Exercise aim
For the listing underneath, give the count of lines containing the string "POSIX" and nothing further.
## START Provided data
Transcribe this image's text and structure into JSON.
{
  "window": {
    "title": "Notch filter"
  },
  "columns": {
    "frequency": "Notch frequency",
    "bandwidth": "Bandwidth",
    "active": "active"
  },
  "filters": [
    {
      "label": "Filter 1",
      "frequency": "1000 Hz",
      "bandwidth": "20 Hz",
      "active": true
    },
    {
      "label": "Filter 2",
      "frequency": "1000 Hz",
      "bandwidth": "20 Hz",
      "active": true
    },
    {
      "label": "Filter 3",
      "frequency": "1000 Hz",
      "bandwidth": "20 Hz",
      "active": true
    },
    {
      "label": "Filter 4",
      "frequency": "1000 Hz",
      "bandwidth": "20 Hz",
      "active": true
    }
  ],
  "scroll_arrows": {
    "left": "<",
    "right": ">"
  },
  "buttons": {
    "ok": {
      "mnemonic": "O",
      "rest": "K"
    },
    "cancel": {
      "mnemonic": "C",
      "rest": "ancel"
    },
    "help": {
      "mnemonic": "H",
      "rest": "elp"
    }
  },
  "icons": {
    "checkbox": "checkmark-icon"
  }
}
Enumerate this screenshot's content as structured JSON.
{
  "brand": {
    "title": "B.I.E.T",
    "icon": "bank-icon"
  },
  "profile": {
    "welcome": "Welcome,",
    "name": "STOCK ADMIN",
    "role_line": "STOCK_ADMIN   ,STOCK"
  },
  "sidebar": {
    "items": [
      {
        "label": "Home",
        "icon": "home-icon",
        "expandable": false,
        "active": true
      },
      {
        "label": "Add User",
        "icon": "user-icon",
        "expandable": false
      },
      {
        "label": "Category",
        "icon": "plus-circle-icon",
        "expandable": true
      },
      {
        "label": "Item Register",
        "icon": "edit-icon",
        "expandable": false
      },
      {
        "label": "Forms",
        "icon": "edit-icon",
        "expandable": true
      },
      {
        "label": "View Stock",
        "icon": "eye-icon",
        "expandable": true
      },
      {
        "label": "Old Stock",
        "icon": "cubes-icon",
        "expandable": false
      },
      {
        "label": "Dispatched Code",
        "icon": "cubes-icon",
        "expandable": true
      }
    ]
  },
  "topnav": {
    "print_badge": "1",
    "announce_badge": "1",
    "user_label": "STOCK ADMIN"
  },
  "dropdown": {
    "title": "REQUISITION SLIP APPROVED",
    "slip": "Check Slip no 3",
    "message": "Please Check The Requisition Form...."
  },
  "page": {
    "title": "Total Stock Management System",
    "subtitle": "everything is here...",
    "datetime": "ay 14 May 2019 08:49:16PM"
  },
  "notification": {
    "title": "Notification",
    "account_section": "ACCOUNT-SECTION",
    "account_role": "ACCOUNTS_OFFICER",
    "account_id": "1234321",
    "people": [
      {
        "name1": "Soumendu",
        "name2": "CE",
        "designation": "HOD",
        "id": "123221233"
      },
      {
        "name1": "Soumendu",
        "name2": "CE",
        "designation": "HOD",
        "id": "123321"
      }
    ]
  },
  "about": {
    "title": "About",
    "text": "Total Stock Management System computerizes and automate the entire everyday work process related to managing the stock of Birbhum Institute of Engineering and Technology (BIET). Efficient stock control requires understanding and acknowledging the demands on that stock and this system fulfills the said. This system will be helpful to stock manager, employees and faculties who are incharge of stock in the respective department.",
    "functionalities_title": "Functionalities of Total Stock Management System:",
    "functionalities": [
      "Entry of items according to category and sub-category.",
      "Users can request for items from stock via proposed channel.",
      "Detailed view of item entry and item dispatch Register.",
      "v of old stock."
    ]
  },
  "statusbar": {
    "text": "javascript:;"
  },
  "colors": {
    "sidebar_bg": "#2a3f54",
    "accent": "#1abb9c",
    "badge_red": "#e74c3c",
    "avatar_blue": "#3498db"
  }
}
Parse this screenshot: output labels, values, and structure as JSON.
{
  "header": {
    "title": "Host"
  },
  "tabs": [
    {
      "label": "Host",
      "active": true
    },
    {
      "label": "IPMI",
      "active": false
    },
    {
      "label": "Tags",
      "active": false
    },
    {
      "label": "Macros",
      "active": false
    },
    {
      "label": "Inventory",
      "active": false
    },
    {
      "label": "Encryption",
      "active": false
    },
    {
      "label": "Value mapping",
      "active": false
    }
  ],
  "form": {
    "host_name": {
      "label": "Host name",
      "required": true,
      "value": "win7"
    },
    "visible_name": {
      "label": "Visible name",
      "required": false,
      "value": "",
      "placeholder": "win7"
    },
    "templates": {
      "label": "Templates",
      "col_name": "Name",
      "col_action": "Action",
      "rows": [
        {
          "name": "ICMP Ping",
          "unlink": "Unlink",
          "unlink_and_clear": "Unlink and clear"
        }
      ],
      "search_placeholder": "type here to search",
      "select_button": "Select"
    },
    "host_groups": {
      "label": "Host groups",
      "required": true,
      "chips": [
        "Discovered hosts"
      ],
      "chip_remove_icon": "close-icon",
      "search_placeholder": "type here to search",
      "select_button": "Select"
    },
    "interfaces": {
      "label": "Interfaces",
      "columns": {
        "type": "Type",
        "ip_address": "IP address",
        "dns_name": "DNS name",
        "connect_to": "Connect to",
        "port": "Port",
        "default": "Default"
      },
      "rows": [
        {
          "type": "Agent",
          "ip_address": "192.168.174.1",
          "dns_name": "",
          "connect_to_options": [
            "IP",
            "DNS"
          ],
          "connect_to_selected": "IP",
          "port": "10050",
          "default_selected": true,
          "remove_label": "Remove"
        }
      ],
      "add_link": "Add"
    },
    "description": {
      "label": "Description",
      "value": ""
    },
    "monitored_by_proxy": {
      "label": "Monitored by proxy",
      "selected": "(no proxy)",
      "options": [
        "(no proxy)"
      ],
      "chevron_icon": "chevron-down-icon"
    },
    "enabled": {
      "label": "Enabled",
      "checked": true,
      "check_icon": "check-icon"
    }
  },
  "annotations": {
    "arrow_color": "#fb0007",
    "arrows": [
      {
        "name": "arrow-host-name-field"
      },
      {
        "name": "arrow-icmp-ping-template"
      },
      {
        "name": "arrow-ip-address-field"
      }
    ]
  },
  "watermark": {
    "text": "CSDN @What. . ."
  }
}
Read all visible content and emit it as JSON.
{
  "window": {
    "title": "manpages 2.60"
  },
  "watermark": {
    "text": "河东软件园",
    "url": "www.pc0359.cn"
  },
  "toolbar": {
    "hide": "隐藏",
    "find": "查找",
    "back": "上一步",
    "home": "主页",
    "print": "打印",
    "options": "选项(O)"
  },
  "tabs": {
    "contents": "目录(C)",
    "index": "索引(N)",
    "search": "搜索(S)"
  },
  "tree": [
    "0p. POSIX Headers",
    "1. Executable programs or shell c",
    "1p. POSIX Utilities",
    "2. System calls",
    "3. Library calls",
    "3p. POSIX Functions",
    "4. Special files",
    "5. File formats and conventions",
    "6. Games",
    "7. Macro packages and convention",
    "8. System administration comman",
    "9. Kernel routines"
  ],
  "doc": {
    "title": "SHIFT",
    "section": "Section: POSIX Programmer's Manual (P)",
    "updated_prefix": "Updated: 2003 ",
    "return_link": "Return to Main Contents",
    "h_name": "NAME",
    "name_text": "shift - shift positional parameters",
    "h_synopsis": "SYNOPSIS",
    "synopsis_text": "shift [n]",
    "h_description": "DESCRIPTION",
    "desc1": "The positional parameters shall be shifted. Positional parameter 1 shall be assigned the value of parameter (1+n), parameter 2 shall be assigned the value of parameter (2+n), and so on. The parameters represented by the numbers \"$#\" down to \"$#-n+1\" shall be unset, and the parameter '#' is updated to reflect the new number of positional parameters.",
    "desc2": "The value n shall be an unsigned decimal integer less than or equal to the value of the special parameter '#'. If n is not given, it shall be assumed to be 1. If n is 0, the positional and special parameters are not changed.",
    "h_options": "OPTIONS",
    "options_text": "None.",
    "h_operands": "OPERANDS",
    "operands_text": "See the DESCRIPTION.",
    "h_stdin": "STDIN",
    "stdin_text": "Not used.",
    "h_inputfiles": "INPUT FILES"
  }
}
## END Provided data
Solution to this exercise
4